Texto apresentado

Centro Comunitário Porta Aberta
Pedidos de bens de primeira necessidade aumentam em cerca de 50%
Sendo uma resposta social de intervenção comunitária da Santa Casa da Misericórdia de S. João da Madeira, o Centro Comunitário Porta Aberta encontra-se “numa posição de primeira linha na deteção e no socorro social aos mais afetados pela Covid-19 no concelho”. Segundo Sara Ribeiro, psicóloga, uma primeira consequência da pandemia e da quebra de rendimentos das famílias – e, porventura, aquela com maior visibilidade presentemente – foi o aumento da solicitação de bens de primeira necessidade em cerca de 50% face à frequência de 2019.

Itens guardados do conjunto de dados:
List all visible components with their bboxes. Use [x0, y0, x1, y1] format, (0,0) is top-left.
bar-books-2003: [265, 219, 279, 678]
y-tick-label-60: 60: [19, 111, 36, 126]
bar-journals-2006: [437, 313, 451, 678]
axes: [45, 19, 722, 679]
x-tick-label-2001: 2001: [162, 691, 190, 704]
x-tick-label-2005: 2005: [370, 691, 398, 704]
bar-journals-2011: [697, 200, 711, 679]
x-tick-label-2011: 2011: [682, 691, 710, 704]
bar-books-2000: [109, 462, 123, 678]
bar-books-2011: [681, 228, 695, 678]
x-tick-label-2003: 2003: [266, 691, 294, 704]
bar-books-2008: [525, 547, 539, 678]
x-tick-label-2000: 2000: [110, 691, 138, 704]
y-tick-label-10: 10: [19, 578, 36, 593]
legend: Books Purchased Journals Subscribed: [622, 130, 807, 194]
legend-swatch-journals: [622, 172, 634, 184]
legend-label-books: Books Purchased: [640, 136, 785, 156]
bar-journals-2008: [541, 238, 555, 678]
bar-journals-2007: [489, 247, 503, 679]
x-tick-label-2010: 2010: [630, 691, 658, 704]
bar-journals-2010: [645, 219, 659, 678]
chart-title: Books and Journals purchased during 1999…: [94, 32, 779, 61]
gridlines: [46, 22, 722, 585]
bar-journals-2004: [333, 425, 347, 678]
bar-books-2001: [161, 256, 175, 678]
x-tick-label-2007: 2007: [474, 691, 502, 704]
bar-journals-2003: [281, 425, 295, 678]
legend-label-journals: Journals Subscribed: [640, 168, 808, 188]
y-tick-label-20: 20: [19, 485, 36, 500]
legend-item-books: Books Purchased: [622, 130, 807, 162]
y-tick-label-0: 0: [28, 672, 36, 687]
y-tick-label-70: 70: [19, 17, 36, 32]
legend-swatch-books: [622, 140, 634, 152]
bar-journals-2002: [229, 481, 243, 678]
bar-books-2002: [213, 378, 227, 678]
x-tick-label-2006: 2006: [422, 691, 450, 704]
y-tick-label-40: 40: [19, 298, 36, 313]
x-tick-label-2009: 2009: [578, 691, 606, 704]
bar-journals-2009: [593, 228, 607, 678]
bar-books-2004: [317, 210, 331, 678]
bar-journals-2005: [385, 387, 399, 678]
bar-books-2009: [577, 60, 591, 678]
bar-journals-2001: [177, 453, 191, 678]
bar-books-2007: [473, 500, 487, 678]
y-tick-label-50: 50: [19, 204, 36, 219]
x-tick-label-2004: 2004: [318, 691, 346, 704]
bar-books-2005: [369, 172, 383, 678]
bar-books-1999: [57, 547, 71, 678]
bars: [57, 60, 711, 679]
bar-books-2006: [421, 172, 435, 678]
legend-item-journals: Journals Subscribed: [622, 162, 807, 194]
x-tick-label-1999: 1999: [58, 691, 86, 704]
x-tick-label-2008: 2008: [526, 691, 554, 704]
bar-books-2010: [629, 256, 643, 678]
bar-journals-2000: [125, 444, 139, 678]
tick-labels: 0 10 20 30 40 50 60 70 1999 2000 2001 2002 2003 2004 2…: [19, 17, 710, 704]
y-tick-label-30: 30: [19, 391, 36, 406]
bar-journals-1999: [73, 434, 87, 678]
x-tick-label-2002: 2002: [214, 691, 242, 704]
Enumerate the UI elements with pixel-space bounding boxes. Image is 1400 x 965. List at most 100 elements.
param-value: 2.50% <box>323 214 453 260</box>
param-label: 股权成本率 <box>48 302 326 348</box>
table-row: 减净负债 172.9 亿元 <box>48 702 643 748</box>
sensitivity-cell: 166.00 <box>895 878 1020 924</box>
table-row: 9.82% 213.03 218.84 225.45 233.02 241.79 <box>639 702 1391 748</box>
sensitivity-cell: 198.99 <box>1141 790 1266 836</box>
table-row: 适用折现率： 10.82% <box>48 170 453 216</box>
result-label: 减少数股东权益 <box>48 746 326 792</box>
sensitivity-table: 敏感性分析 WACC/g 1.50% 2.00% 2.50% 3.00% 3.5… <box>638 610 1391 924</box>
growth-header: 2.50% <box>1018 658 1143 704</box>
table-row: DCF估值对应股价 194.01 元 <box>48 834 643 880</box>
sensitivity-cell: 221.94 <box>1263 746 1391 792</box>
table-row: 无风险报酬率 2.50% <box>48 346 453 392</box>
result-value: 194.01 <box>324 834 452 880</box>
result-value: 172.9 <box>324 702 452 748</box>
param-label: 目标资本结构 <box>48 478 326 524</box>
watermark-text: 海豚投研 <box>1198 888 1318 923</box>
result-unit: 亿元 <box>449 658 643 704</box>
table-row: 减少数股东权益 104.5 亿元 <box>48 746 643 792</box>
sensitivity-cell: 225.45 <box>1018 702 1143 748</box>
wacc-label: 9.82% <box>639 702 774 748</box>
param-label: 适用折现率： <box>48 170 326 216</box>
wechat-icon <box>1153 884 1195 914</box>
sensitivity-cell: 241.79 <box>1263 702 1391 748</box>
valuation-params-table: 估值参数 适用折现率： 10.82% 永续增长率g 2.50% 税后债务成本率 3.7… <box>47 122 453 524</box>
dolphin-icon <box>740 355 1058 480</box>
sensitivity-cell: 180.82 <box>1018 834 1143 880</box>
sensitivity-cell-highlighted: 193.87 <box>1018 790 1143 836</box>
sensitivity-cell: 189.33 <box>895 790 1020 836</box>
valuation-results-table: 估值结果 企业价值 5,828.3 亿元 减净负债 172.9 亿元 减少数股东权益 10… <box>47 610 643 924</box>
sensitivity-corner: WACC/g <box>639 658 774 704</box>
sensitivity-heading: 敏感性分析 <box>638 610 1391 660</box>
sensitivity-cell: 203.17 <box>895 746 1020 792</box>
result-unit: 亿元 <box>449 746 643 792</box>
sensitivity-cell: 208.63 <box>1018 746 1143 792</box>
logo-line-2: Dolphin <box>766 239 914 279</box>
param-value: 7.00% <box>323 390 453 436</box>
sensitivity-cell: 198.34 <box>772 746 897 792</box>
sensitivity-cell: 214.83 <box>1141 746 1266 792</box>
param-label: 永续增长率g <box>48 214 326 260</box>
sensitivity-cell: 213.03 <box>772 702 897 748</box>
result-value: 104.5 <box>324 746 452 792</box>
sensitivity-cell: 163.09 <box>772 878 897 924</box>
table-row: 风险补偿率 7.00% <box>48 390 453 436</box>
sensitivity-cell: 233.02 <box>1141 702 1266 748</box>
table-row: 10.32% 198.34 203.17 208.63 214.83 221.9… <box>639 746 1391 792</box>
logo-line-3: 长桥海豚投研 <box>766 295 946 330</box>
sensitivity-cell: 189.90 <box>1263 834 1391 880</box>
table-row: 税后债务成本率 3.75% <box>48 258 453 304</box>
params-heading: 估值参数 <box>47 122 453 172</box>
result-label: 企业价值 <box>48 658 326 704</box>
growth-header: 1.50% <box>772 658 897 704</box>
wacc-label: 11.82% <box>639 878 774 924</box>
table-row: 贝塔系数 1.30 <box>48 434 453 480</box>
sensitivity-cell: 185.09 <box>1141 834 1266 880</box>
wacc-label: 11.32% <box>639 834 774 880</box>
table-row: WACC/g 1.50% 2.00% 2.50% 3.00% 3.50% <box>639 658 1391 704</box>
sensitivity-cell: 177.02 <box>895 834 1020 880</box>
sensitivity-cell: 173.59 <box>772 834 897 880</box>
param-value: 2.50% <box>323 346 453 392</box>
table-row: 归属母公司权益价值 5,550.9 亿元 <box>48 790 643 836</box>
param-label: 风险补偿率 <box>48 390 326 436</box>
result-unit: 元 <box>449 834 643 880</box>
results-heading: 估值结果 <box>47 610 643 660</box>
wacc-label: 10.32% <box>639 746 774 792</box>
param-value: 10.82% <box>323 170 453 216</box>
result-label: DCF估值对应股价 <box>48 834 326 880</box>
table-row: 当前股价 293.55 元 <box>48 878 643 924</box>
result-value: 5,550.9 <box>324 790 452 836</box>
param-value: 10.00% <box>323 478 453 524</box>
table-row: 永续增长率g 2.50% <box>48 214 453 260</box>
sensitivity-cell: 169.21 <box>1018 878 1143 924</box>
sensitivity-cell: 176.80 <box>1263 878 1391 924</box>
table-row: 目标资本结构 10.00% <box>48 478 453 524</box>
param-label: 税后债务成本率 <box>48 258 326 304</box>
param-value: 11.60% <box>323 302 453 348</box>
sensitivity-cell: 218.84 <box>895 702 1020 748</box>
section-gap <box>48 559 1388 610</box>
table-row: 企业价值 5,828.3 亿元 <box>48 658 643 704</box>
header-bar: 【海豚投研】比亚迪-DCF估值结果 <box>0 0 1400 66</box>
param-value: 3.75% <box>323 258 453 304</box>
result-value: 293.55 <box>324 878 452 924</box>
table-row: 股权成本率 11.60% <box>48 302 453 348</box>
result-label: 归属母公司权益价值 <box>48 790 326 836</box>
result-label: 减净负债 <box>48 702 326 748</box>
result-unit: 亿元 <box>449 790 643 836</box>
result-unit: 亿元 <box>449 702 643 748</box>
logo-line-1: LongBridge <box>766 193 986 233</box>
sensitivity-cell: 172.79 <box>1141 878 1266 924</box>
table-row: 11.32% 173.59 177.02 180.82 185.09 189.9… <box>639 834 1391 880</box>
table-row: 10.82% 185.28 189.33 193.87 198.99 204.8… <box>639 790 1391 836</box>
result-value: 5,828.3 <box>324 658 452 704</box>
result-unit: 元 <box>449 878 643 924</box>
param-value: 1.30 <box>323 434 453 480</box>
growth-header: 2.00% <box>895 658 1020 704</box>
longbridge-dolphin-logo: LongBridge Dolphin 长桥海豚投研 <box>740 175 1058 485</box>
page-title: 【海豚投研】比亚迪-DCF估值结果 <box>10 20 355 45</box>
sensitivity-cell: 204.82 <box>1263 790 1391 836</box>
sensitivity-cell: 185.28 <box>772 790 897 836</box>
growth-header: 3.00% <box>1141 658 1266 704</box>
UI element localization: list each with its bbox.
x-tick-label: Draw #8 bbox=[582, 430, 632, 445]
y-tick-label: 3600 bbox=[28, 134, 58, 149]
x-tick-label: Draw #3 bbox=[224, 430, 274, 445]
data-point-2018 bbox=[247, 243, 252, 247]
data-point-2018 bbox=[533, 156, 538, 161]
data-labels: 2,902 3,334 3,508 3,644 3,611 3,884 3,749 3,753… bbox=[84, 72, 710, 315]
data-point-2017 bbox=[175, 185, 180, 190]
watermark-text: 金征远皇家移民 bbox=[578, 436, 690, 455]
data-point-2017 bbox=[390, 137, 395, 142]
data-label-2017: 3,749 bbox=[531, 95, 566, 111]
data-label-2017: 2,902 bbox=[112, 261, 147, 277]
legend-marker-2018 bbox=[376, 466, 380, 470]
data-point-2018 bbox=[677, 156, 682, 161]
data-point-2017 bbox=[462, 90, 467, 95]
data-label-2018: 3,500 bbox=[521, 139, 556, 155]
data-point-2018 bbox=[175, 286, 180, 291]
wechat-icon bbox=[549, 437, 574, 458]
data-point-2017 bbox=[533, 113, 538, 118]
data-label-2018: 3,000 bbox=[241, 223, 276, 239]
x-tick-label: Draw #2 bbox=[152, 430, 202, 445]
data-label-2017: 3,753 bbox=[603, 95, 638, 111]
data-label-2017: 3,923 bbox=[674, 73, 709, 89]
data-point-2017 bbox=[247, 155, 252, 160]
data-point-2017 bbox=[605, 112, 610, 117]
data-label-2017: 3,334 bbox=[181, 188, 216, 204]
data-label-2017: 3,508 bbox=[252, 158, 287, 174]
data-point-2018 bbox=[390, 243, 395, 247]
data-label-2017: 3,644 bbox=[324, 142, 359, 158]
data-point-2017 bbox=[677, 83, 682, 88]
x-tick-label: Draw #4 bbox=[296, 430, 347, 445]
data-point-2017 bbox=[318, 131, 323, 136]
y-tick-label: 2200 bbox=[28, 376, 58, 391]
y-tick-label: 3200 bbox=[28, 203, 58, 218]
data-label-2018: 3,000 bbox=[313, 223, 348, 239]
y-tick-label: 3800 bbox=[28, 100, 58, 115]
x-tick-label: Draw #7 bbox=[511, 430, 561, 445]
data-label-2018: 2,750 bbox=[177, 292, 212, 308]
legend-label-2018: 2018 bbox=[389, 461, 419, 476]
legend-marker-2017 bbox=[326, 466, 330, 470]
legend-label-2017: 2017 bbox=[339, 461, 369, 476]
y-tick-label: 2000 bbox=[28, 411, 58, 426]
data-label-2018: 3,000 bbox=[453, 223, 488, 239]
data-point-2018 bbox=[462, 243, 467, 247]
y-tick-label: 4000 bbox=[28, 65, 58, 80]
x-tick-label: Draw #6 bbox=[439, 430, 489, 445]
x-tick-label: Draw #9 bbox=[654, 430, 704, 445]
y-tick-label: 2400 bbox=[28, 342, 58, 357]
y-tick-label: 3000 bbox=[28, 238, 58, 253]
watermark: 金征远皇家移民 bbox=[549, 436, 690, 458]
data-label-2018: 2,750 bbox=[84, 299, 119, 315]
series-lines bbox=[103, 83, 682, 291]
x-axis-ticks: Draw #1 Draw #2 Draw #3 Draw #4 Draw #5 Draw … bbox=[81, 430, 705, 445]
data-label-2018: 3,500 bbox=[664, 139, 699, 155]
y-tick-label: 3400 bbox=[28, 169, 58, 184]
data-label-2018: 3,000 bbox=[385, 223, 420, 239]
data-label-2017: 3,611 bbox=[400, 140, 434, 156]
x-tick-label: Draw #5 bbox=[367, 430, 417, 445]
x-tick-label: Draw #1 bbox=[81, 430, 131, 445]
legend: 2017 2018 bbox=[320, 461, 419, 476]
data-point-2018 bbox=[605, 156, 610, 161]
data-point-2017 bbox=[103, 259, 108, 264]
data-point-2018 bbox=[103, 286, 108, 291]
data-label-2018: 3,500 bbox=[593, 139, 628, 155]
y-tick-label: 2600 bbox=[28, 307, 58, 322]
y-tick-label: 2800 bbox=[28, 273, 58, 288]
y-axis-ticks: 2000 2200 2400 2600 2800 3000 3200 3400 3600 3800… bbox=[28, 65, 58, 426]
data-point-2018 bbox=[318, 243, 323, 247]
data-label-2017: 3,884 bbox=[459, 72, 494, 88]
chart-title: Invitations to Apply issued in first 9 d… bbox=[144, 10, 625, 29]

Pedido da tarefa
Segundo o texto apresentado, de quanto foi o aumento dos pedidos de bens de primeira necessidade em relação a 2019? Este material não tem relação com o texto apresentado.

Resultado da tarefa
Cerca de 50%.